## [EXTRACTED MATERIAL]
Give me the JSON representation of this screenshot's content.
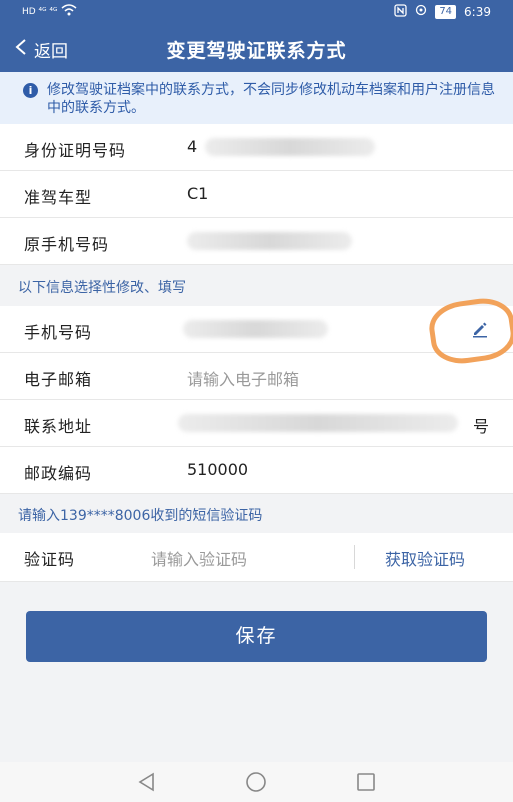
{
  "status_bar": {
    "left_text": "HD ⁴ᴳ ⁴ᴳ",
    "right_icons": [
      "nfc-icon",
      "location-icon"
    ],
    "battery": "74",
    "time": "6:39"
  },
  "header": {
    "back_label": "返回",
    "title": "变更驾驶证联系方式"
  },
  "notice": {
    "text": "修改驾驶证档案中的联系方式，不会同步修改机动车档案和用户注册信息中的联系方式。"
  },
  "fixed_fields": [
    {
      "label": "身份证明号码",
      "value": "4"
    },
    {
      "label": "准驾车型",
      "value": "C1"
    },
    {
      "label": "原手机号码",
      "value": ""
    }
  ],
  "optional_section": {
    "title": "以下信息选择性修改、填写"
  },
  "editable_fields": [
    {
      "label": "手机号码",
      "value": ""
    },
    {
      "label": "电子邮箱",
      "placeholder": "请输入电子邮箱"
    },
    {
      "label": "联系地址",
      "value": "号"
    },
    {
      "label": "邮政编码",
      "value": "510000"
    }
  ],
  "sms_section": {
    "title": "请输入139****8006收到的短信验证码"
  },
  "verification": {
    "label": "验证码",
    "placeholder": "请输入验证码",
    "get_code_label": "获取验证码"
  },
  "actions": {
    "save_label": "保存"
  },
  "colors": {
    "primary": "#3c64a5",
    "notice_bg": "#e8f0fb",
    "highlight": "#f2a25a"
  }
}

## [REQUIRED WORK]
Word for word, quote the lines above. Omit the pictures.

## [RESULT OF THIS EXERCISE]
Give me the JSON representation of this screenshot's content.
{
  "status_bar": {
    "left_text": "HD ⁴ᴳ ⁴ᴳ",
    "right_icons": [
      "nfc-icon",
      "location-icon"
    ],
    "battery": "74",
    "time": "6:39"
  },
  "header": {
    "back_label": "返回",
    "title": "变更驾驶证联系方式"
  },
  "notice": {
    "text": "修改驾驶证档案中的联系方式，不会同步修改机动车档案和用户注册信息中的联系方式。"
  },
  "fixed_fields": [
    {
      "label": "身份证明号码",
      "value": "4"
    },
    {
      "label": "准驾车型",
      "value": "C1"
    },
    {
      "label": "原手机号码",
      "value": ""
    }
  ],
  "optional_section": {
    "title": "以下信息选择性修改、填写"
  },
  "editable_fields": [
    {
      "label": "手机号码",
      "value": ""
    },
    {
      "label": "电子邮箱",
      "placeholder": "请输入电子邮箱"
    },
    {
      "label": "联系地址",
      "value": "号"
    },
    {
      "label": "邮政编码",
      "value": "510000"
    }
  ],
  "sms_section": {
    "title": "请输入139****8006收到的短信验证码"
  },
  "verification": {
    "label": "验证码",
    "placeholder": "请输入验证码",
    "get_code_label": "获取验证码"
  },
  "actions": {
    "save_label": "保存"
  },
  "colors": {
    "primary": "#3c64a5",
    "notice_bg": "#e8f0fb",
    "highlight": "#f2a25a"
  }
}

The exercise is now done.